> Extracted records:
····················
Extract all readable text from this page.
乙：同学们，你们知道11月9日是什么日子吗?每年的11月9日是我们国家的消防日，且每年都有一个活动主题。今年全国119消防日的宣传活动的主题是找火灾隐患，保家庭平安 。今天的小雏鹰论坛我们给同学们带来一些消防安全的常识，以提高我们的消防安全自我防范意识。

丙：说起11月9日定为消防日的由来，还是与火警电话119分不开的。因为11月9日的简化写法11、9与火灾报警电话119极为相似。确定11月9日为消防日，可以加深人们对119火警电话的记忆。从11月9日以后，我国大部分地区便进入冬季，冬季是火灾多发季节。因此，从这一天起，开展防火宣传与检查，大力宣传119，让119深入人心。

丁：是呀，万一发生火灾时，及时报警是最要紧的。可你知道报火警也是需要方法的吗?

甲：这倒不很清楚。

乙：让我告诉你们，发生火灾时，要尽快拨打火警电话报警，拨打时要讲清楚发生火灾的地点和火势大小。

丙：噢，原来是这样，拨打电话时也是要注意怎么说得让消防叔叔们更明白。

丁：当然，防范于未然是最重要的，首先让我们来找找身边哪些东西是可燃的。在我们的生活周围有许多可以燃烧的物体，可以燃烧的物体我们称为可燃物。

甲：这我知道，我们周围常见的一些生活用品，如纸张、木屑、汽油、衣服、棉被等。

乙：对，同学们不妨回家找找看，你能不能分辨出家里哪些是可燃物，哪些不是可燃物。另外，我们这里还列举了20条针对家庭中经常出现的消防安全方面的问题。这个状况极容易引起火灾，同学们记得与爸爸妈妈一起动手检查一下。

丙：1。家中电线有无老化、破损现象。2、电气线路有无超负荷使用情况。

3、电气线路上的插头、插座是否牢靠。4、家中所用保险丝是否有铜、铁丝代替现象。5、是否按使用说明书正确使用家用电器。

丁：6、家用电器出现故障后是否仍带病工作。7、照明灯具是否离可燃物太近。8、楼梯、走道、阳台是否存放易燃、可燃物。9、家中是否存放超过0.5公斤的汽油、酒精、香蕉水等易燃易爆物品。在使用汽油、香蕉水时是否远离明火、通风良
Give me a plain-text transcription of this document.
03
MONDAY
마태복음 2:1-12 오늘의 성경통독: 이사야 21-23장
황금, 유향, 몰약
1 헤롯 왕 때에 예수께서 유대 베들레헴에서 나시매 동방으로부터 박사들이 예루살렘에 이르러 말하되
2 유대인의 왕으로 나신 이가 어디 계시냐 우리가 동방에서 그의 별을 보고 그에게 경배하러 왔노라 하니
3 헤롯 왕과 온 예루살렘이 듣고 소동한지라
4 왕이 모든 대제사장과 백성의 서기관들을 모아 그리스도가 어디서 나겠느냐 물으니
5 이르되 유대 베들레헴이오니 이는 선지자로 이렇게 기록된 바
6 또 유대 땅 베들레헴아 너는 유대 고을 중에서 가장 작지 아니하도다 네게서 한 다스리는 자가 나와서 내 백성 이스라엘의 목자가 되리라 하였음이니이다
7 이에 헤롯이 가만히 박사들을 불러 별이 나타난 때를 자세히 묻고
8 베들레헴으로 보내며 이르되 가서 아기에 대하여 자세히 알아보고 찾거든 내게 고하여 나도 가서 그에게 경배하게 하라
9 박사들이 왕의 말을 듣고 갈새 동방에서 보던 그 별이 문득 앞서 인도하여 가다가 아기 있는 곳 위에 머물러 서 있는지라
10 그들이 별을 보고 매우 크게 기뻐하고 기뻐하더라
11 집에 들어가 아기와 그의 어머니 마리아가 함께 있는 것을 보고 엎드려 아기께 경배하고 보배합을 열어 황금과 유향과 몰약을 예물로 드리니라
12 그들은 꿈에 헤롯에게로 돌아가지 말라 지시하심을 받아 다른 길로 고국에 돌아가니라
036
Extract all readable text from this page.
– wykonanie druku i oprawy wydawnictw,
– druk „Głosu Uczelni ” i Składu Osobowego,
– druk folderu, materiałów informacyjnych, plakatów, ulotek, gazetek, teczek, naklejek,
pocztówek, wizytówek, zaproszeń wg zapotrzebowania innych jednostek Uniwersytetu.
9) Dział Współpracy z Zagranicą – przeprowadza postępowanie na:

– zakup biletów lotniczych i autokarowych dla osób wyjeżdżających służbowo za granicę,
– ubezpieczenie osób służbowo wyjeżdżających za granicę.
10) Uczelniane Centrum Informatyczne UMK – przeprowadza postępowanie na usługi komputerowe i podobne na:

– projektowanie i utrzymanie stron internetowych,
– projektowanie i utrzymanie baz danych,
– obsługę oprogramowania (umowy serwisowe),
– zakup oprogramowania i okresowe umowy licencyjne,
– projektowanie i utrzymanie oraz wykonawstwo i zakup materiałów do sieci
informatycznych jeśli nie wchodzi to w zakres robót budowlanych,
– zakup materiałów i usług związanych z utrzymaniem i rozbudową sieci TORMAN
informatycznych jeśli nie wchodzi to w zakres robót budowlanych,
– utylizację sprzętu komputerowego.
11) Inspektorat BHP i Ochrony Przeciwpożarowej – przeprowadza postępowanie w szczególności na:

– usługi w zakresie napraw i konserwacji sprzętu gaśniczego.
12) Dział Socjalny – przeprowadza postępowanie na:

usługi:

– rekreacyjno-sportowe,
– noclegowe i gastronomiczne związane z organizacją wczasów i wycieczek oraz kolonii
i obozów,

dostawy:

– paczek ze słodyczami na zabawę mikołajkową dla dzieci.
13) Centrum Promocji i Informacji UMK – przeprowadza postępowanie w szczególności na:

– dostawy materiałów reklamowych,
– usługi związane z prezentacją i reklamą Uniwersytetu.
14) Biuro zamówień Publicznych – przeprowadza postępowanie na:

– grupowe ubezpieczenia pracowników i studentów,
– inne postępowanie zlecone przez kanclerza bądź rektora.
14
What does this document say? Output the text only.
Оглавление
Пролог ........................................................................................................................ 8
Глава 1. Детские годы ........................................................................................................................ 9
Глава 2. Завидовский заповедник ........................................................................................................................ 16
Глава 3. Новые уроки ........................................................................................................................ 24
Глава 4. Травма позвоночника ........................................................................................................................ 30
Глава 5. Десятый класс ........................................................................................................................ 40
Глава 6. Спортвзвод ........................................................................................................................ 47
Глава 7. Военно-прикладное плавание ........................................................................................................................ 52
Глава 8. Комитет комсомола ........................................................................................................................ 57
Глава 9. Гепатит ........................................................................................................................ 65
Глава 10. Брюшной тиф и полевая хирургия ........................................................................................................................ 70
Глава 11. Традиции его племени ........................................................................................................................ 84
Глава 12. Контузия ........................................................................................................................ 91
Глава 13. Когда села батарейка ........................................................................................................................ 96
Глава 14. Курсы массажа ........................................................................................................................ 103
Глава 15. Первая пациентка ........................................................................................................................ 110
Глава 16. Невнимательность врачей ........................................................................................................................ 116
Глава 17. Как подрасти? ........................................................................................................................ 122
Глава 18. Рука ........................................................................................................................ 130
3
····················
> What you will do: Repeat all of the records above exactly as written.

> Correct output:
Extract all readable text from this page.
乙：同学们，你们知道11月9日是什么日子吗?每年的11月9日是我们国家的消防日，且每年都有一个活动主题。今年全国119消防日的宣传活动的主题是找火灾隐患，保家庭平安 。今天的小雏鹰论坛我们给同学们带来一些消防安全的常识，以提高我们的消防安全自我防范意识。

丙：说起11月9日定为消防日的由来，还是与火警电话119分不开的。因为11月9日的简化写法11、9与火灾报警电话119极为相似。确定11月9日为消防日，可以加深人们对119火警电话的记忆。从11月9日以后，我国大部分地区便进入冬季，冬季是火灾多发季节。因此，从这一天起，开展防火宣传与检查，大力宣传119，让119深入人心。

丁：是呀，万一发生火灾时，及时报警是最要紧的。可你知道报火警也是需要方法的吗?

甲：这倒不很清楚。

乙：让我告诉你们，发生火灾时，要尽快拨打火警电话报警，拨打时要讲清楚发生火灾的地点和火势大小。

丙：噢，原来是这样，拨打电话时也是要注意怎么说得让消防叔叔们更明白。

丁：当然，防范于未然是最重要的，首先让我们来找找身边哪些东西是可燃的。在我们的生活周围有许多可以燃烧的物体，可以燃烧的物体我们称为可燃物。

甲：这我知道，我们周围常见的一些生活用品，如纸张、木屑、汽油、衣服、棉被等。

乙：对，同学们不妨回家找找看，你能不能分辨出家里哪些是可燃物，哪些不是可燃物。另外，我们这里还列举了20条针对家庭中经常出现的消防安全方面的问题。这个状况极容易引起火灾，同学们记得与爸爸妈妈一起动手检查一下。

丙：1。家中电线有无老化、破损现象。2、电气线路有无超负荷使用情况。

3、电气线路上的插头、插座是否牢靠。4、家中所用保险丝是否有铜、铁丝代替现象。5、是否按使用说明书正确使用家用电器。

丁：6、家用电器出现故障后是否仍带病工作。7、照明灯具是否离可燃物太近。8、楼梯、走道、阳台是否存放易燃、可燃物。9、家中是否存放超过0.5公斤的汽油、酒精、香蕉水等易燃易爆物品。在使用汽油、香蕉水时是否远离明火、通风良
Give me a plain-text transcription of this document.
03
MONDAY
마태복음 2:1-12 오늘의 성경통독: 이사야 21-23장
황금, 유향, 몰약
1 헤롯 왕 때에 예수께서 유대 베들레헴에서 나시매 동방으로부터 박사들이 예루살렘에 이르러 말하되
2 유대인의 왕으로 나신 이가 어디 계시냐 우리가 동방에서 그의 별을 보고 그에게 경배하러 왔노라 하니
3 헤롯 왕과 온 예루살렘이 듣고 소동한지라
4 왕이 모든 대제사장과 백성의 서기관들을 모아 그리스도가 어디서 나겠느냐 물으니
5 이르되 유대 베들레헴이오니 이는 선지자로 이렇게 기록된 바
6 또 유대 땅 베들레헴아 너는 유대 고을 중에서 가장 작지 아니하도다 네게서 한 다스리는 자가 나와서 내 백성 이스라엘의 목자가 되리라 하였음이니이다
7 이에 헤롯이 가만히 박사들을 불러 별이 나타난 때를 자세히 묻고
8 베들레헴으로 보내며 이르되 가서 아기에 대하여 자세히 알아보고 찾거든 내게 고하여 나도 가서 그에게 경배하게 하라
9 박사들이 왕의 말을 듣고 갈새 동방에서 보던 그 별이 문득 앞서 인도하여 가다가 아기 있는 곳 위에 머물러 서 있는지라
10 그들이 별을 보고 매우 크게 기뻐하고 기뻐하더라
11 집에 들어가 아기와 그의 어머니 마리아가 함께 있는 것을 보고 엎드려 아기께 경배하고 보배합을 열어 황금과 유향과 몰약을 예물로 드리니라
12 그들은 꿈에 헤롯에게로 돌아가지 말라 지시하심을 받아 다른 길로 고국에 돌아가니라
036
Extract all readable text from this page.
– wykonanie druku i oprawy wydawnictw,
– druk „Głosu Uczelni ” i Składu Osobowego,
– druk folderu, materiałów informacyjnych, plakatów, ulotek, gazetek, teczek, naklejek,
pocztówek, wizytówek, zaproszeń wg zapotrzebowania innych jednostek Uniwersytetu.
9) Dział Współpracy z Zagranicą – przeprowadza postępowanie na:

– zakup biletów lotniczych i autokarowych dla osób wyjeżdżających służbowo za granicę,
– ubezpieczenie osób służbowo wyjeżdżających za granicę.
10) Uczelniane Centrum Informatyczne UMK – przeprowadza postępowanie na usługi komputerowe i podobne na:

– projektowanie i utrzymanie stron internetowych,
– projektowanie i utrzymanie baz danych,
– obsługę oprogramowania (umowy serwisowe),
– zakup oprogramowania i okresowe umowy licencyjne,
– projektowanie i utrzymanie oraz wykonawstwo i zakup materiałów do sieci
informatycznych jeśli nie wchodzi to w zakres robót budowlanych,
– zakup materiałów i usług związanych z utrzymaniem i rozbudową sieci TORMAN
informatycznych jeśli nie wchodzi to w zakres robót budowlanych,
– utylizację sprzętu komputerowego.
11) Inspektorat BHP i Ochrony Przeciwpożarowej – przeprowadza postępowanie w szczególności na:

– usługi w zakresie napraw i konserwacji sprzętu gaśniczego.
12) Dział Socjalny – przeprowadza postępowanie na:

usługi:

– rekreacyjno-sportowe,
– noclegowe i gastronomiczne związane z organizacją wczasów i wycieczek oraz kolonii
i obozów,

dostawy:

– paczek ze słodyczami na zabawę mikołajkową dla dzieci.
13) Centrum Promocji i Informacji UMK – przeprowadza postępowanie w szczególności na:

– dostawy materiałów reklamowych,
– usługi związane z prezentacją i reklamą Uniwersytetu.
14) Biuro zamówień Publicznych – przeprowadza postępowanie na:

– grupowe ubezpieczenia pracowników i studentów,
– inne postępowanie zlecone przez kanclerza bądź rektora.
14
What does this document say? Output the text only.
Оглавление
Пролог ........................................................................................................................ 8
Глава 1. Детские годы ........................................................................................................................ 9
Глава 2. Завидовский заповедник ........................................................................................................................ 16
Глава 3. Новые уроки ........................................................................................................................ 24
Глава 4. Травма позвоночника ........................................................................................................................ 30
Глава 5. Десятый класс ........................................................................................................................ 40
Глава 6. Спортвзвод ........................................................................................................................ 47
Глава 7. Военно-прикладное плавание ........................................................................................................................ 52
Глава 8. Комитет комсомола ........................................................................................................................ 57
Глава 9. Гепатит ........................................................................................................................ 65
Глава 10. Брюшной тиф и полевая хирургия ........................................................................................................................ 70
Глава 11. Традиции его племени ........................................................................................................................ 84
Глава 12. Контузия ........................................................................................................................ 91
Глава 13. Когда села батарейка ........................................................................................................................ 96
Глава 14. Курсы массажа ........................................................................................................................ 103
Глава 15. Первая пациентка ........................................................................................................................ 110
Глава 16. Невнимательность врачей ........................................................................................................................ 116
Глава 17. Как подрасти? ........................................................................................................................ 122
Глава 18. Рука ........................................................................................................................ 130
3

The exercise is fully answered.